* Start Records for processing *

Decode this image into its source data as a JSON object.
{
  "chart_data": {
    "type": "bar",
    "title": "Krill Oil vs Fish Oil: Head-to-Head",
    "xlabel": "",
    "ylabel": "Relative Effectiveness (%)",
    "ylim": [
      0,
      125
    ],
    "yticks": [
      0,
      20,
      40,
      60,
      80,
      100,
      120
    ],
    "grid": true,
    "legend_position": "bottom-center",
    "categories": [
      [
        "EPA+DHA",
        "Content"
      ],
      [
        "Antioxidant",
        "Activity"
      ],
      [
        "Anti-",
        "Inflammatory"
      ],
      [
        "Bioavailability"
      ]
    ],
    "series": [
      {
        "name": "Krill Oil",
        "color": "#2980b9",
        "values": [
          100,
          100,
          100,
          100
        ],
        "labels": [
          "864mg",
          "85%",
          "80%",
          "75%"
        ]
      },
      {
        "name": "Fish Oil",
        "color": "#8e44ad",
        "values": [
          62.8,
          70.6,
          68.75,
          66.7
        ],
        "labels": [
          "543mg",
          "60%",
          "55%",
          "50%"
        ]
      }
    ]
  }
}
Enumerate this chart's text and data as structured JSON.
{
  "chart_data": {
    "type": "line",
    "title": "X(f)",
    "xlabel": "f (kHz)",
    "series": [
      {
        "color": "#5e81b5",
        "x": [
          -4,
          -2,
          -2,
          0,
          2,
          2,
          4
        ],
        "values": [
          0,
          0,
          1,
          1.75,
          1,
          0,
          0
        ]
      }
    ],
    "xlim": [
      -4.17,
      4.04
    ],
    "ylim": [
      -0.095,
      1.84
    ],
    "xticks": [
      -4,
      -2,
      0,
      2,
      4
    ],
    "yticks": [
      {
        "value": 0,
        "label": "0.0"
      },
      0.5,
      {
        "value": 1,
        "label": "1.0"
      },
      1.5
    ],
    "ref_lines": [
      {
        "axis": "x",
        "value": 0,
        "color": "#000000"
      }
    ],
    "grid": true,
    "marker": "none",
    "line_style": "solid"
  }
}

* End Records for processing *

The task
Reproduce the records above exactly as they appear.

Solution for this exercise
Decode this image into its source data as a JSON object.
{
  "chart_data": {
    "type": "bar",
    "title": "Krill Oil vs Fish Oil: Head-to-Head",
    "xlabel": "",
    "ylabel": "Relative Effectiveness (%)",
    "ylim": [
      0,
      125
    ],
    "yticks": [
      0,
      20,
      40,
      60,
      80,
      100,
      120
    ],
    "grid": true,
    "legend_position": "bottom-center",
    "categories": [
      [
        "EPA+DHA",
        "Content"
      ],
      [
        "Antioxidant",
        "Activity"
      ],
      [
        "Anti-",
        "Inflammatory"
      ],
      [
        "Bioavailability"
      ]
    ],
    "series": [
      {
        "name": "Krill Oil",
        "color": "#2980b9",
        "values": [
          100,
          100,
          100,
          100
        ],
        "labels": [
          "864mg",
          "85%",
          "80%",
          "75%"
        ]
      },
      {
        "name": "Fish Oil",
        "color": "#8e44ad",
        "values": [
          62.8,
          70.6,
          68.75,
          66.7
        ],
        "labels": [
          "543mg",
          "60%",
          "55%",
          "50%"
        ]
      }
    ]
  }
}
Enumerate this chart's text and data as structured JSON.
{
  "chart_data": {
    "type": "line",
    "title": "X(f)",
    "xlabel": "f (kHz)",
    "series": [
      {
        "color": "#5e81b5",
        "x": [
          -4,
          -2,
          -2,
          0,
          2,
          2,
          4
        ],
        "values": [
          0,
          0,
          1,
          1.75,
          1,
          0,
          0
        ]
      }
    ],
    "xlim": [
      -4.17,
      4.04
    ],
    "ylim": [
      -0.095,
      1.84
    ],
    "xticks": [
      -4,
      -2,
      0,
      2,
      4
    ],
    "yticks": [
      {
        "value": 0,
        "label": "0.0"
      },
      0.5,
      {
        "value": 1,
        "label": "1.0"
      },
      1.5
    ],
    "ref_lines": [
      {
        "axis": "x",
        "value": 0,
        "color": "#000000"
      }
    ],
    "grid": true,
    "marker": "none",
    "line_style": "solid"
  }
}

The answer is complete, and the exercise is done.